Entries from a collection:
========
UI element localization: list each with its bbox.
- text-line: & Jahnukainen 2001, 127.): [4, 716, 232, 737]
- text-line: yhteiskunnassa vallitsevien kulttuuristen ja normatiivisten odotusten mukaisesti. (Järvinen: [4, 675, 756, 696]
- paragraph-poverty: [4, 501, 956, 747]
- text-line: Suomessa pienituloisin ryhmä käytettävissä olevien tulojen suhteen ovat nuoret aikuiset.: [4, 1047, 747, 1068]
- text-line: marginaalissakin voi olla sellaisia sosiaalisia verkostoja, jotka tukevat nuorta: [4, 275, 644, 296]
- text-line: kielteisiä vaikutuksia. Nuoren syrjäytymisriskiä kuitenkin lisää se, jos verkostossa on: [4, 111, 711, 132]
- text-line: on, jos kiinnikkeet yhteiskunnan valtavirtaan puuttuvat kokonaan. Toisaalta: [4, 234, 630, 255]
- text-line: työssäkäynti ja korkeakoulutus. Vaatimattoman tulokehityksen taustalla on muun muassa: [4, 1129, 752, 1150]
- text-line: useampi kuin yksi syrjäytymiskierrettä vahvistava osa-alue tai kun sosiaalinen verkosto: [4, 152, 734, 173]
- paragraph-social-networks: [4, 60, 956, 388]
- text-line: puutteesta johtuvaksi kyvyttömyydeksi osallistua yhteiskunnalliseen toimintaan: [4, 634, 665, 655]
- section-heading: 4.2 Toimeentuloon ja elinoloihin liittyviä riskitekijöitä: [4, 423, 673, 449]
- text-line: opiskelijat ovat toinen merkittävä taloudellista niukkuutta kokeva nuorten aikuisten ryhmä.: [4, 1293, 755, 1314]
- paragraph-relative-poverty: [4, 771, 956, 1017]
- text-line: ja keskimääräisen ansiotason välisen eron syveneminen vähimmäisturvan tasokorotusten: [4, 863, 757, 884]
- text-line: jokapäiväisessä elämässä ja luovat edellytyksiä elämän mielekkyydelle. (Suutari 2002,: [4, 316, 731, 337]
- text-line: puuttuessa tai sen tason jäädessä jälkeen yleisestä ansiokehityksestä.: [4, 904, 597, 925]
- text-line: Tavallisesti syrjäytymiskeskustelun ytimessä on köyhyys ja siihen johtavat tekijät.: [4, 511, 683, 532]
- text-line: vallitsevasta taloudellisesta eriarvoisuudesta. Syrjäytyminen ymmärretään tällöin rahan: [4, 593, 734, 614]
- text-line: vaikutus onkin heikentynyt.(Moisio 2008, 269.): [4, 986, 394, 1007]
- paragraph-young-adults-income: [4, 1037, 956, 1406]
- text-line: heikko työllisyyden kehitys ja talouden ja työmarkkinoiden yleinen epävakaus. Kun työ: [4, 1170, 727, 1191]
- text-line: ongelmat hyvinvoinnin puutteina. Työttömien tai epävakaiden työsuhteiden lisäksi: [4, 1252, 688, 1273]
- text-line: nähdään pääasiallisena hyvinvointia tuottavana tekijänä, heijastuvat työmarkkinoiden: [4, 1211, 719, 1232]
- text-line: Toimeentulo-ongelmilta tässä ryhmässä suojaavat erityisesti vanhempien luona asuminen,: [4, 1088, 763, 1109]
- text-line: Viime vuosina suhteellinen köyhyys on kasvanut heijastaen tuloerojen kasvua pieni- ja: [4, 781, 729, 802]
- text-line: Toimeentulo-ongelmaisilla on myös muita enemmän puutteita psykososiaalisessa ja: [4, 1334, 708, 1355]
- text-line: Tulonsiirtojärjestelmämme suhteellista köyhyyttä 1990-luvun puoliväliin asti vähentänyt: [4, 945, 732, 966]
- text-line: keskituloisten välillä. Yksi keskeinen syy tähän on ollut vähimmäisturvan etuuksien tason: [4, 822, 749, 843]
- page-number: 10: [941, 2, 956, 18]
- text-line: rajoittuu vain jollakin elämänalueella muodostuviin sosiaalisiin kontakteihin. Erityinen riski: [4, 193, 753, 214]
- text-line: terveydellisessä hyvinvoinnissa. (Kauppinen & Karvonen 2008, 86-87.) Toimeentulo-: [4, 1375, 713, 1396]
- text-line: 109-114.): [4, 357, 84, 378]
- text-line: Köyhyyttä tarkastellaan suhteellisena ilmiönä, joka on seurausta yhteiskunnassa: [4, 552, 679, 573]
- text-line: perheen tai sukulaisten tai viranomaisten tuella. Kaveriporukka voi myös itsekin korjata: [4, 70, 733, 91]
========
GOAL: Reproduce every entry above, line by line, with no changes.

OUTPUT OF THE TASK:
UI element localization: list each with its bbox.
- text-line: & Jahnukainen 2001, 127.): [4, 716, 232, 737]
- text-line: yhteiskunnassa vallitsevien kulttuuristen ja normatiivisten odotusten mukaisesti. (Järvinen: [4, 675, 756, 696]
- paragraph-poverty: [4, 501, 956, 747]
- text-line: Suomessa pienituloisin ryhmä käytettävissä olevien tulojen suhteen ovat nuoret aikuiset.: [4, 1047, 747, 1068]
- text-line: marginaalissakin voi olla sellaisia sosiaalisia verkostoja, jotka tukevat nuorta: [4, 275, 644, 296]
- text-line: kielteisiä vaikutuksia. Nuoren syrjäytymisriskiä kuitenkin lisää se, jos verkostossa on: [4, 111, 711, 132]
- text-line: on, jos kiinnikkeet yhteiskunnan valtavirtaan puuttuvat kokonaan. Toisaalta: [4, 234, 630, 255]
- text-line: työssäkäynti ja korkeakoulutus. Vaatimattoman tulokehityksen taustalla on muun muassa: [4, 1129, 752, 1150]
- text-line: useampi kuin yksi syrjäytymiskierrettä vahvistava osa-alue tai kun sosiaalinen verkosto: [4, 152, 734, 173]
- paragraph-social-networks: [4, 60, 956, 388]
- text-line: puutteesta johtuvaksi kyvyttömyydeksi osallistua yhteiskunnalliseen toimintaan: [4, 634, 665, 655]
- section-heading: 4.2 Toimeentuloon ja elinoloihin liittyviä riskitekijöitä: [4, 423, 673, 449]
- text-line: opiskelijat ovat toinen merkittävä taloudellista niukkuutta kokeva nuorten aikuisten ryhmä.: [4, 1293, 755, 1314]
- paragraph-relative-poverty: [4, 771, 956, 1017]
- text-line: ja keskimääräisen ansiotason välisen eron syveneminen vähimmäisturvan tasokorotusten: [4, 863, 757, 884]
- text-line: jokapäiväisessä elämässä ja luovat edellytyksiä elämän mielekkyydelle. (Suutari 2002,: [4, 316, 731, 337]
- text-line: puuttuessa tai sen tason jäädessä jälkeen yleisestä ansiokehityksestä.: [4, 904, 597, 925]
- text-line: Tavallisesti syrjäytymiskeskustelun ytimessä on köyhyys ja siihen johtavat tekijät.: [4, 511, 683, 532]
- text-line: vallitsevasta taloudellisesta eriarvoisuudesta. Syrjäytyminen ymmärretään tällöin rahan: [4, 593, 734, 614]
- text-line: vaikutus onkin heikentynyt.(Moisio 2008, 269.): [4, 986, 394, 1007]
- paragraph-young-adults-income: [4, 1037, 956, 1406]
- text-line: heikko työllisyyden kehitys ja talouden ja työmarkkinoiden yleinen epävakaus. Kun työ: [4, 1170, 727, 1191]
- text-line: ongelmat hyvinvoinnin puutteina. Työttömien tai epävakaiden työsuhteiden lisäksi: [4, 1252, 688, 1273]
- text-line: nähdään pääasiallisena hyvinvointia tuottavana tekijänä, heijastuvat työmarkkinoiden: [4, 1211, 719, 1232]
- text-line: Toimeentulo-ongelmilta tässä ryhmässä suojaavat erityisesti vanhempien luona asuminen,: [4, 1088, 763, 1109]
- text-line: Viime vuosina suhteellinen köyhyys on kasvanut heijastaen tuloerojen kasvua pieni- ja: [4, 781, 729, 802]
- text-line: Toimeentulo-ongelmaisilla on myös muita enemmän puutteita psykososiaalisessa ja: [4, 1334, 708, 1355]
- text-line: Tulonsiirtojärjestelmämme suhteellista köyhyyttä 1990-luvun puoliväliin asti vähentänyt: [4, 945, 732, 966]
- text-line: keskituloisten välillä. Yksi keskeinen syy tähän on ollut vähimmäisturvan etuuksien tason: [4, 822, 749, 843]
- page-number: 10: [941, 2, 956, 18]
- text-line: rajoittuu vain jollakin elämänalueella muodostuviin sosiaalisiin kontakteihin. Erityinen riski: [4, 193, 753, 214]
- text-line: terveydellisessä hyvinvoinnissa. (Kauppinen & Karvonen 2008, 86-87.) Toimeentulo-: [4, 1375, 713, 1396]
- text-line: 109-114.): [4, 357, 84, 378]
- text-line: Köyhyyttä tarkastellaan suhteellisena ilmiönä, joka on seurausta yhteiskunnassa: [4, 552, 679, 573]
- text-line: perheen tai sukulaisten tai viranomaisten tuella. Kaveriporukka voi myös itsekin korjata: [4, 70, 733, 91]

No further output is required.